* **SHORT TASK**
Pictures do not belong in the copy; restate the records below word for word.

* **DATASET RECORDS**
------------------------------
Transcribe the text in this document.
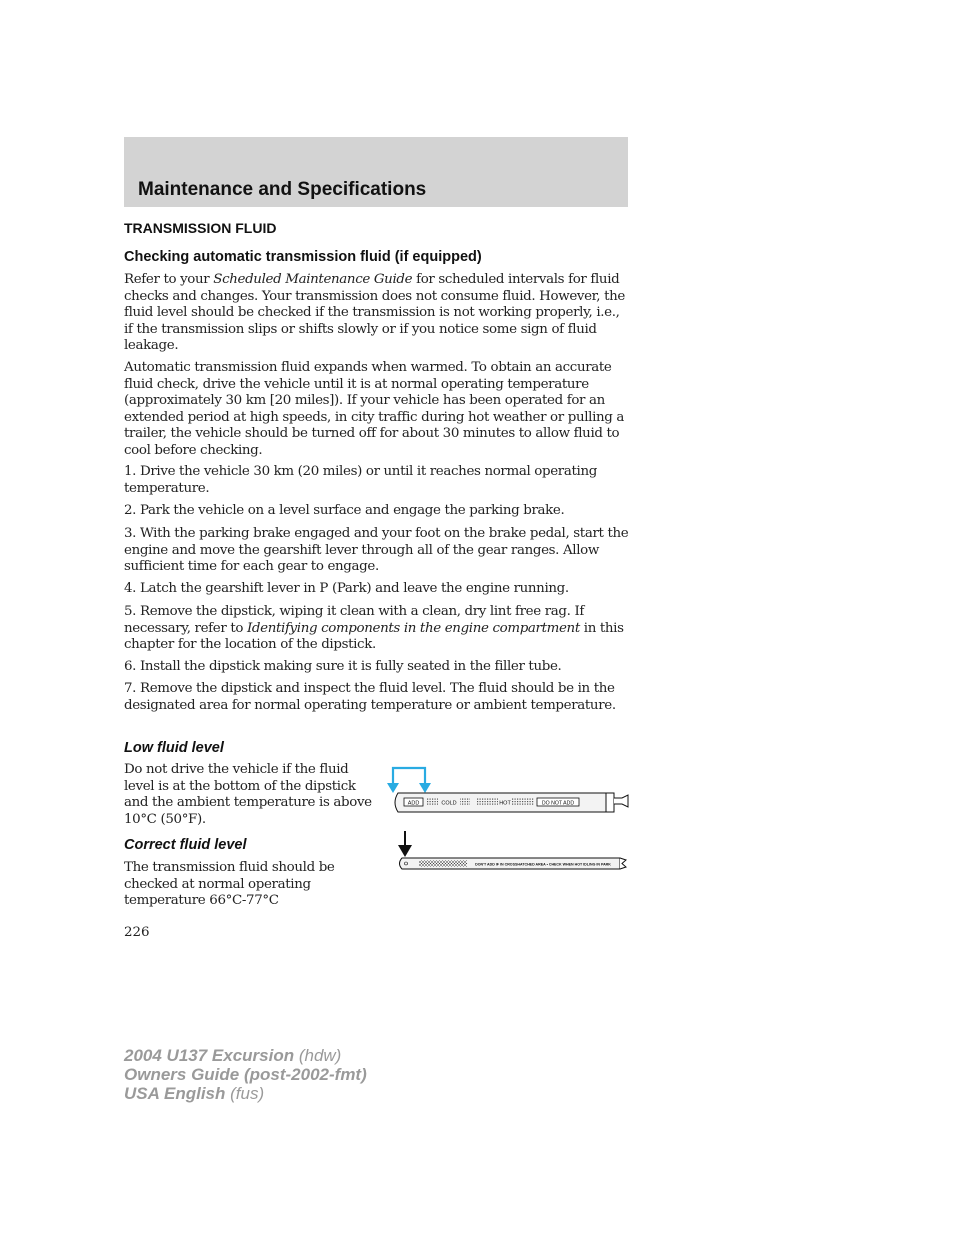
Maintenance and Specifications
TRANSMISSION FLUID
Checking automatic transmission fluid (if equipped)

Refer to your Scheduled Maintenance Guide for scheduled intervals for fluid checks and changes. Your transmission does not consume fluid. However, the fluid level should be checked if the transmission is not working properly, i.e., if the transmission slips or shifts slowly or if you notice some sign of fluid leakage.

Automatic transmission fluid expands when warmed. To obtain an accurate fluid check, drive the vehicle until it is at normal operating temperature (approximately 30 km [20 miles]). If your vehicle has been operated for an extended period at high speeds, in city traffic during hot weather or pulling a trailer, the vehicle should be turned off for about 30 minutes to allow fluid to cool before checking.

1. Drive the vehicle 30 km (20 miles) or until it reaches normal operating temperature.

2. Park the vehicle on a level surface and engage the parking brake.

3. With the parking brake engaged and your foot on the brake pedal, start the engine and move the gearshift lever through all of the gear ranges. Allow sufficient time for each gear to engage.

4. Latch the gearshift lever in P (Park) and leave the engine running.

5. Remove the dipstick, wiping it clean with a clean, dry lint free rag. If necessary, refer to Identifying components in the engine compartment in this chapter for the location of the dipstick.

6. Install the dipstick making sure it is fully seated in the filler tube.

7. Remove the dipstick and inspect the fluid level. The fluid should be in the designated area for normal operating temperature or ambient temperature.

Low fluid level

Do not drive the vehicle if the fluid level is at the bottom of the dipstick and the ambient temperature is above 10°C (50°F).

Correct fluid level

The transmission fluid should be checked at normal operating temperature 66°C-77°C

ADD	COLD	HOT	DO NOT ADD
DON'T ADD IF IN CROSSHATCHED AREA • CHECK WHEN HOT IDLING IN PARK
226
2004 U137 Excursion (hdw)
Owners Guide (post-2002-fmt)
USA English (fus)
------------------------------
* **TASK RESPONSE**
Transcribe the text in this document.
Maintenance and Specifications
TRANSMISSION FLUID
Checking automatic transmission fluid (if equipped)

Refer to your Scheduled Maintenance Guide for scheduled intervals for fluid checks and changes. Your transmission does not consume fluid. However, the fluid level should be checked if the transmission is not working properly, i.e., if the transmission slips or shifts slowly or if you notice some sign of fluid leakage.

Automatic transmission fluid expands when warmed. To obtain an accurate fluid check, drive the vehicle until it is at normal operating temperature (approximately 30 km [20 miles]). If your vehicle has been operated for an extended period at high speeds, in city traffic during hot weather or pulling a trailer, the vehicle should be turned off for about 30 minutes to allow fluid to cool before checking.

1. Drive the vehicle 30 km (20 miles) or until it reaches normal operating temperature.

2. Park the vehicle on a level surface and engage the parking brake.

3. With the parking brake engaged and your foot on the brake pedal, start the engine and move the gearshift lever through all of the gear ranges. Allow sufficient time for each gear to engage.

4. Latch the gearshift lever in P (Park) and leave the engine running.

5. Remove the dipstick, wiping it clean with a clean, dry lint free rag. If necessary, refer to Identifying components in the engine compartment in this chapter for the location of the dipstick.

6. Install the dipstick making sure it is fully seated in the filler tube.

7. Remove the dipstick and inspect the fluid level. The fluid should be in the designated area for normal operating temperature or ambient temperature.

Low fluid level

Do not drive the vehicle if the fluid level is at the bottom of the dipstick and the ambient temperature is above 10°C (50°F).

Correct fluid level

The transmission fluid should be checked at normal operating temperature 66°C-77°C

ADD	COLD	HOT	DO NOT ADD
DON'T ADD IF IN CROSSHATCHED AREA • CHECK WHEN HOT IDLING IN PARK
226
2004 U137 Excursion (hdw)
Owners Guide (post-2002-fmt)
USA English (fus)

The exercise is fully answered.